Dataset rows about figures
○ ○ ○ ○ ○ ○ ○

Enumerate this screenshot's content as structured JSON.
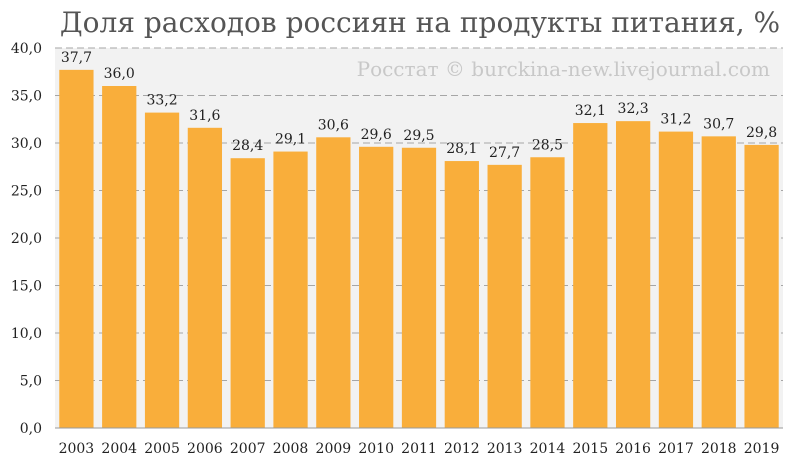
{
  "chart_data": {
    "type": "bar",
    "title": "Доля расходов россиян на продукты питания, %",
    "watermark": "Росстат © burckina-new.livejournal.com",
    "categories": [
      "2003",
      "2004",
      "2005",
      "2006",
      "2007",
      "2008",
      "2009",
      "2010",
      "2011",
      "2012",
      "2013",
      "2014",
      "2015",
      "2016",
      "2017",
      "2018",
      "2019"
    ],
    "values": [
      37.7,
      36.0,
      33.2,
      31.6,
      28.4,
      29.1,
      30.6,
      29.6,
      29.5,
      28.1,
      27.7,
      28.5,
      32.1,
      32.3,
      31.2,
      30.7,
      29.8
    ],
    "value_labels": [
      "37,7",
      "36,0",
      "33,2",
      "31,6",
      "28,4",
      "29,1",
      "30,6",
      "29,6",
      "29,5",
      "28,1",
      "27,7",
      "28,5",
      "32,1",
      "32,3",
      "31,2",
      "30,7",
      "29,8"
    ],
    "ylim": [
      0,
      40
    ],
    "y_ticks": [
      0,
      5,
      10,
      15,
      20,
      25,
      30,
      35,
      40
    ],
    "y_tick_labels": [
      "0,0",
      "5,0",
      "10,0",
      "15,0",
      "20,0",
      "25,0",
      "30,0",
      "35,0",
      "40,0"
    ],
    "grid": true,
    "bar_color": "#f9ae3b",
    "plot_background": "#f2f2f2",
    "xlabel": "",
    "ylabel": ""
  }
}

○ ○ ○ ○ ○ ○ ○

# What is expected
Each line of the data is to be duplicated exactly; pictures stay out of the copy.

# The completed task
Enumerate this screenshot's content as structured JSON.
{
  "chart_data": {
    "type": "bar",
    "title": "Доля расходов россиян на продукты питания, %",
    "watermark": "Росстат © burckina-new.livejournal.com",
    "categories": [
      "2003",
      "2004",
      "2005",
      "2006",
      "2007",
      "2008",
      "2009",
      "2010",
      "2011",
      "2012",
      "2013",
      "2014",
      "2015",
      "2016",
      "2017",
      "2018",
      "2019"
    ],
    "values": [
      37.7,
      36.0,
      33.2,
      31.6,
      28.4,
      29.1,
      30.6,
      29.6,
      29.5,
      28.1,
      27.7,
      28.5,
      32.1,
      32.3,
      31.2,
      30.7,
      29.8
    ],
    "value_labels": [
      "37,7",
      "36,0",
      "33,2",
      "31,6",
      "28,4",
      "29,1",
      "30,6",
      "29,6",
      "29,5",
      "28,1",
      "27,7",
      "28,5",
      "32,1",
      "32,3",
      "31,2",
      "30,7",
      "29,8"
    ],
    "ylim": [
      0,
      40
    ],
    "y_ticks": [
      0,
      5,
      10,
      15,
      20,
      25,
      30,
      35,
      40
    ],
    "y_tick_labels": [
      "0,0",
      "5,0",
      "10,0",
      "15,0",
      "20,0",
      "25,0",
      "30,0",
      "35,0",
      "40,0"
    ],
    "grid": true,
    "bar_color": "#f9ae3b",
    "plot_background": "#f2f2f2",
    "xlabel": "",
    "ylabel": ""
  }
}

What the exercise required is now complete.